-- BEGIN Input rows --

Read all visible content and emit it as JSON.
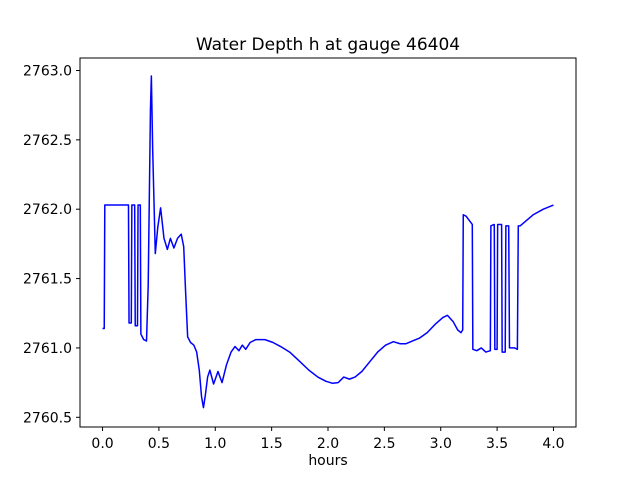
{
  "window": {
    "background": "#ffffff"
  },
  "chart_data": {
    "type": "line",
    "title": "Water Depth h at gauge 46404",
    "xlabel": "hours",
    "ylabel": "",
    "grid": false,
    "legend": "none",
    "axis_color": "#000000",
    "text_color": "#000000",
    "xlim": [
      -0.2,
      4.2
    ],
    "ylim": [
      2760.43,
      2763.09
    ],
    "x_ticks": [
      0.0,
      0.5,
      1.0,
      1.5,
      2.0,
      2.5,
      3.0,
      3.5,
      4.0
    ],
    "x_tick_labels": [
      "0.0",
      "0.5",
      "1.0",
      "1.5",
      "2.0",
      "2.5",
      "3.0",
      "3.5",
      "4.0"
    ],
    "y_ticks": [
      2760.5,
      2761.0,
      2761.5,
      2762.0,
      2762.5,
      2763.0
    ],
    "y_tick_labels": [
      "2760.5",
      "2761.0",
      "2761.5",
      "2762.0",
      "2762.5",
      "2763.0"
    ],
    "series": [
      {
        "name": "water-depth-h",
        "color": "#0000ff",
        "line_width": 1.5,
        "points": [
          [
            0.0,
            2761.14
          ],
          [
            0.015,
            2761.14
          ],
          [
            0.02,
            2762.03
          ],
          [
            0.23,
            2762.03
          ],
          [
            0.235,
            2761.18
          ],
          [
            0.255,
            2761.18
          ],
          [
            0.26,
            2762.03
          ],
          [
            0.285,
            2762.03
          ],
          [
            0.29,
            2761.16
          ],
          [
            0.31,
            2761.16
          ],
          [
            0.315,
            2762.03
          ],
          [
            0.335,
            2762.03
          ],
          [
            0.34,
            2761.1
          ],
          [
            0.365,
            2761.06
          ],
          [
            0.39,
            2761.05
          ],
          [
            0.405,
            2761.45
          ],
          [
            0.425,
            2762.72
          ],
          [
            0.433,
            2762.96
          ],
          [
            0.445,
            2762.42
          ],
          [
            0.468,
            2761.68
          ],
          [
            0.49,
            2761.87
          ],
          [
            0.515,
            2762.01
          ],
          [
            0.545,
            2761.79
          ],
          [
            0.575,
            2761.71
          ],
          [
            0.602,
            2761.79
          ],
          [
            0.633,
            2761.72
          ],
          [
            0.665,
            2761.79
          ],
          [
            0.698,
            2761.82
          ],
          [
            0.72,
            2761.73
          ],
          [
            0.737,
            2761.4
          ],
          [
            0.755,
            2761.08
          ],
          [
            0.78,
            2761.04
          ],
          [
            0.81,
            2761.02
          ],
          [
            0.835,
            2760.97
          ],
          [
            0.858,
            2760.84
          ],
          [
            0.878,
            2760.65
          ],
          [
            0.895,
            2760.57
          ],
          [
            0.912,
            2760.66
          ],
          [
            0.932,
            2760.79
          ],
          [
            0.952,
            2760.84
          ],
          [
            0.985,
            2760.74
          ],
          [
            1.024,
            2760.83
          ],
          [
            1.06,
            2760.75
          ],
          [
            1.1,
            2760.88
          ],
          [
            1.14,
            2760.97
          ],
          [
            1.175,
            2761.01
          ],
          [
            1.21,
            2760.98
          ],
          [
            1.24,
            2761.02
          ],
          [
            1.27,
            2760.99
          ],
          [
            1.31,
            2761.04
          ],
          [
            1.36,
            2761.06
          ],
          [
            1.44,
            2761.06
          ],
          [
            1.51,
            2761.04
          ],
          [
            1.58,
            2761.01
          ],
          [
            1.66,
            2760.97
          ],
          [
            1.74,
            2760.91
          ],
          [
            1.83,
            2760.84
          ],
          [
            1.91,
            2760.79
          ],
          [
            1.98,
            2760.76
          ],
          [
            2.04,
            2760.745
          ],
          [
            2.09,
            2760.75
          ],
          [
            2.14,
            2760.79
          ],
          [
            2.19,
            2760.775
          ],
          [
            2.24,
            2760.79
          ],
          [
            2.3,
            2760.83
          ],
          [
            2.37,
            2760.9
          ],
          [
            2.44,
            2760.97
          ],
          [
            2.51,
            2761.02
          ],
          [
            2.58,
            2761.045
          ],
          [
            2.64,
            2761.03
          ],
          [
            2.69,
            2761.03
          ],
          [
            2.75,
            2761.05
          ],
          [
            2.81,
            2761.07
          ],
          [
            2.88,
            2761.11
          ],
          [
            2.95,
            2761.17
          ],
          [
            3.02,
            2761.22
          ],
          [
            3.06,
            2761.235
          ],
          [
            3.11,
            2761.19
          ],
          [
            3.15,
            2761.13
          ],
          [
            3.18,
            2761.11
          ],
          [
            3.195,
            2761.13
          ],
          [
            3.2,
            2761.96
          ],
          [
            3.225,
            2761.95
          ],
          [
            3.28,
            2761.89
          ],
          [
            3.285,
            2760.99
          ],
          [
            3.32,
            2760.98
          ],
          [
            3.36,
            2761.0
          ],
          [
            3.4,
            2760.97
          ],
          [
            3.44,
            2760.98
          ],
          [
            3.445,
            2761.88
          ],
          [
            3.475,
            2761.89
          ],
          [
            3.48,
            2760.99
          ],
          [
            3.5,
            2760.99
          ],
          [
            3.505,
            2761.89
          ],
          [
            3.54,
            2761.89
          ],
          [
            3.545,
            2760.97
          ],
          [
            3.572,
            2760.97
          ],
          [
            3.578,
            2761.88
          ],
          [
            3.603,
            2761.88
          ],
          [
            3.61,
            2761.0
          ],
          [
            3.655,
            2761.0
          ],
          [
            3.68,
            2760.99
          ],
          [
            3.688,
            2761.88
          ],
          [
            3.705,
            2761.88
          ],
          [
            3.82,
            2761.96
          ],
          [
            3.91,
            2762.0
          ],
          [
            4.0,
            2762.03
          ]
        ]
      }
    ]
  }
}
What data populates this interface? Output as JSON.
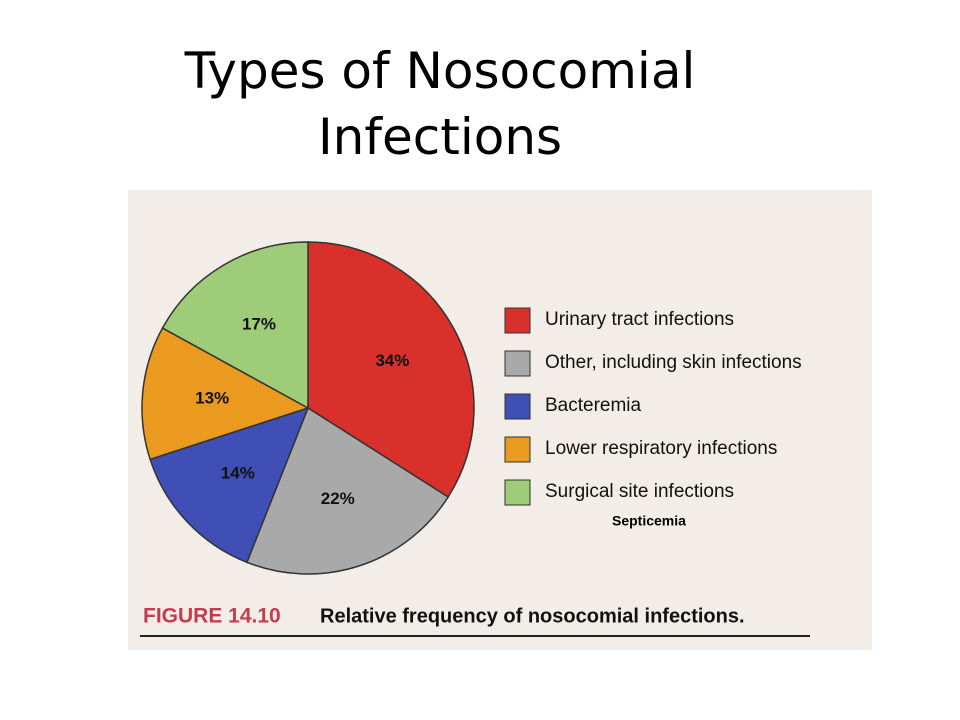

-- END Input rows --

Stated problem:
Every record is to be reproduced exactly, with no pictures included.

Solution for this task:
Read all visible content and emit it as JSON.
{
  "window": {
    "background": "#ffffff"
  },
  "chart_data": {
    "type": "line",
    "title": "Water Depth h at gauge 46404",
    "xlabel": "hours",
    "ylabel": "",
    "grid": false,
    "legend": "none",
    "axis_color": "#000000",
    "text_color": "#000000",
    "xlim": [
      -0.2,
      4.2
    ],
    "ylim": [
      2760.43,
      2763.09
    ],
    "x_ticks": [
      0.0,
      0.5,
      1.0,
      1.5,
      2.0,
      2.5,
      3.0,
      3.5,
      4.0
    ],
    "x_tick_labels": [
      "0.0",
      "0.5",
      "1.0",
      "1.5",
      "2.0",
      "2.5",
      "3.0",
      "3.5",
      "4.0"
    ],
    "y_ticks": [
      2760.5,
      2761.0,
      2761.5,
      2762.0,
      2762.5,
      2763.0
    ],
    "y_tick_labels": [
      "2760.5",
      "2761.0",
      "2761.5",
      "2762.0",
      "2762.5",
      "2763.0"
    ],
    "series": [
      {
        "name": "water-depth-h",
        "color": "#0000ff",
        "line_width": 1.5,
        "points": [
          [
            0.0,
            2761.14
          ],
          [
            0.015,
            2761.14
          ],
          [
            0.02,
            2762.03
          ],
          [
            0.23,
            2762.03
          ],
          [
            0.235,
            2761.18
          ],
          [
            0.255,
            2761.18
          ],
          [
            0.26,
            2762.03
          ],
          [
            0.285,
            2762.03
          ],
          [
            0.29,
            2761.16
          ],
          [
            0.31,
            2761.16
          ],
          [
            0.315,
            2762.03
          ],
          [
            0.335,
            2762.03
          ],
          [
            0.34,
            2761.1
          ],
          [
            0.365,
            2761.06
          ],
          [
            0.39,
            2761.05
          ],
          [
            0.405,
            2761.45
          ],
          [
            0.425,
            2762.72
          ],
          [
            0.433,
            2762.96
          ],
          [
            0.445,
            2762.42
          ],
          [
            0.468,
            2761.68
          ],
          [
            0.49,
            2761.87
          ],
          [
            0.515,
            2762.01
          ],
          [
            0.545,
            2761.79
          ],
          [
            0.575,
            2761.71
          ],
          [
            0.602,
            2761.79
          ],
          [
            0.633,
            2761.72
          ],
          [
            0.665,
            2761.79
          ],
          [
            0.698,
            2761.82
          ],
          [
            0.72,
            2761.73
          ],
          [
            0.737,
            2761.4
          ],
          [
            0.755,
            2761.08
          ],
          [
            0.78,
            2761.04
          ],
          [
            0.81,
            2761.02
          ],
          [
            0.835,
            2760.97
          ],
          [
            0.858,
            2760.84
          ],
          [
            0.878,
            2760.65
          ],
          [
            0.895,
            2760.57
          ],
          [
            0.912,
            2760.66
          ],
          [
            0.932,
            2760.79
          ],
          [
            0.952,
            2760.84
          ],
          [
            0.985,
            2760.74
          ],
          [
            1.024,
            2760.83
          ],
          [
            1.06,
            2760.75
          ],
          [
            1.1,
            2760.88
          ],
          [
            1.14,
            2760.97
          ],
          [
            1.175,
            2761.01
          ],
          [
            1.21,
            2760.98
          ],
          [
            1.24,
            2761.02
          ],
          [
            1.27,
            2760.99
          ],
          [
            1.31,
            2761.04
          ],
          [
            1.36,
            2761.06
          ],
          [
            1.44,
            2761.06
          ],
          [
            1.51,
            2761.04
          ],
          [
            1.58,
            2761.01
          ],
          [
            1.66,
            2760.97
          ],
          [
            1.74,
            2760.91
          ],
          [
            1.83,
            2760.84
          ],
          [
            1.91,
            2760.79
          ],
          [
            1.98,
            2760.76
          ],
          [
            2.04,
            2760.745
          ],
          [
            2.09,
            2760.75
          ],
          [
            2.14,
            2760.79
          ],
          [
            2.19,
            2760.775
          ],
          [
            2.24,
            2760.79
          ],
          [
            2.3,
            2760.83
          ],
          [
            2.37,
            2760.9
          ],
          [
            2.44,
            2760.97
          ],
          [
            2.51,
            2761.02
          ],
          [
            2.58,
            2761.045
          ],
          [
            2.64,
            2761.03
          ],
          [
            2.69,
            2761.03
          ],
          [
            2.75,
            2761.05
          ],
          [
            2.81,
            2761.07
          ],
          [
            2.88,
            2761.11
          ],
          [
            2.95,
            2761.17
          ],
          [
            3.02,
            2761.22
          ],
          [
            3.06,
            2761.235
          ],
          [
            3.11,
            2761.19
          ],
          [
            3.15,
            2761.13
          ],
          [
            3.18,
            2761.11
          ],
          [
            3.195,
            2761.13
          ],
          [
            3.2,
            2761.96
          ],
          [
            3.225,
            2761.95
          ],
          [
            3.28,
            2761.89
          ],
          [
            3.285,
            2760.99
          ],
          [
            3.32,
            2760.98
          ],
          [
            3.36,
            2761.0
          ],
          [
            3.4,
            2760.97
          ],
          [
            3.44,
            2760.98
          ],
          [
            3.445,
            2761.88
          ],
          [
            3.475,
            2761.89
          ],
          [
            3.48,
            2760.99
          ],
          [
            3.5,
            2760.99
          ],
          [
            3.505,
            2761.89
          ],
          [
            3.54,
            2761.89
          ],
          [
            3.545,
            2760.97
          ],
          [
            3.572,
            2760.97
          ],
          [
            3.578,
            2761.88
          ],
          [
            3.603,
            2761.88
          ],
          [
            3.61,
            2761.0
          ],
          [
            3.655,
            2761.0
          ],
          [
            3.68,
            2760.99
          ],
          [
            3.688,
            2761.88
          ],
          [
            3.705,
            2761.88
          ],
          [
            3.82,
            2761.96
          ],
          [
            3.91,
            2762.0
          ],
          [
            4.0,
            2762.03
          ]
        ]
      }
    ]
  }
}
What data populates this interface? Output as JSON.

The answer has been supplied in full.